Records to process:
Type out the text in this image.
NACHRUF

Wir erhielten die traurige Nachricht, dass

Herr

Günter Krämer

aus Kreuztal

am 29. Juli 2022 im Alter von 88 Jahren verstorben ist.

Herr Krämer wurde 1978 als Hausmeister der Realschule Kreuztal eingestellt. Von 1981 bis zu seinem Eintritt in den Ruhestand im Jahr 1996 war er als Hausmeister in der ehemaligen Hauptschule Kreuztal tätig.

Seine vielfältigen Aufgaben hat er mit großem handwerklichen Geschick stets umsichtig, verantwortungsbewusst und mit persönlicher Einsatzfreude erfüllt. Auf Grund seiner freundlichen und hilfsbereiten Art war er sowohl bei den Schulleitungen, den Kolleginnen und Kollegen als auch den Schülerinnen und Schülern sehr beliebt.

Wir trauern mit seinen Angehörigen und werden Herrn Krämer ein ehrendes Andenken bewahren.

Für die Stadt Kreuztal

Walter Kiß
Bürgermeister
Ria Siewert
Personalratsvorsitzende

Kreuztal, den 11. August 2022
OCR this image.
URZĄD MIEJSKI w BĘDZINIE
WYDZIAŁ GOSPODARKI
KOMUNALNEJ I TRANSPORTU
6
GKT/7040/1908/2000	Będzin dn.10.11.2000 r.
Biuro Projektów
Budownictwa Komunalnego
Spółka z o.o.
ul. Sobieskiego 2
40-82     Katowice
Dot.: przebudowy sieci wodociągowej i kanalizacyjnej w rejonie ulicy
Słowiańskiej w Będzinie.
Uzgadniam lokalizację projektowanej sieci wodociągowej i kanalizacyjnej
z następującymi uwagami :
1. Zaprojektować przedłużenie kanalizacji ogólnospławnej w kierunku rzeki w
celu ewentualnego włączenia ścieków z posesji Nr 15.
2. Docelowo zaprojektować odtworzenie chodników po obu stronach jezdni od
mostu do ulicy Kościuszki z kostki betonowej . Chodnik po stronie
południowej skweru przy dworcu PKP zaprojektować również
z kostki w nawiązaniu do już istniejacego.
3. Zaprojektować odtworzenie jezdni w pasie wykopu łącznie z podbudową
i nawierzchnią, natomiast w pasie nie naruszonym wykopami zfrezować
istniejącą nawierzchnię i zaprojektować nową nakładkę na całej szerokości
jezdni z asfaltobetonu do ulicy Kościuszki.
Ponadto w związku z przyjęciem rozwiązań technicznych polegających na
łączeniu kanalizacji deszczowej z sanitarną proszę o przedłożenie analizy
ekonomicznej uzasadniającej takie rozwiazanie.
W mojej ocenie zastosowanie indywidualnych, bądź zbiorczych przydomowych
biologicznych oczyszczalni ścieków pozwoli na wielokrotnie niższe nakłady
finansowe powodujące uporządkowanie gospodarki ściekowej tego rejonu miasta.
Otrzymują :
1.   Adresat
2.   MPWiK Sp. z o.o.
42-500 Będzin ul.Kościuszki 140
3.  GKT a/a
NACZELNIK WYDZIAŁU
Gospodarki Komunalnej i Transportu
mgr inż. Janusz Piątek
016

What this task involves: From the records above, how many lines include the word "kanalizacyjnej"? Only the number is wanted.

Solved exercise: 2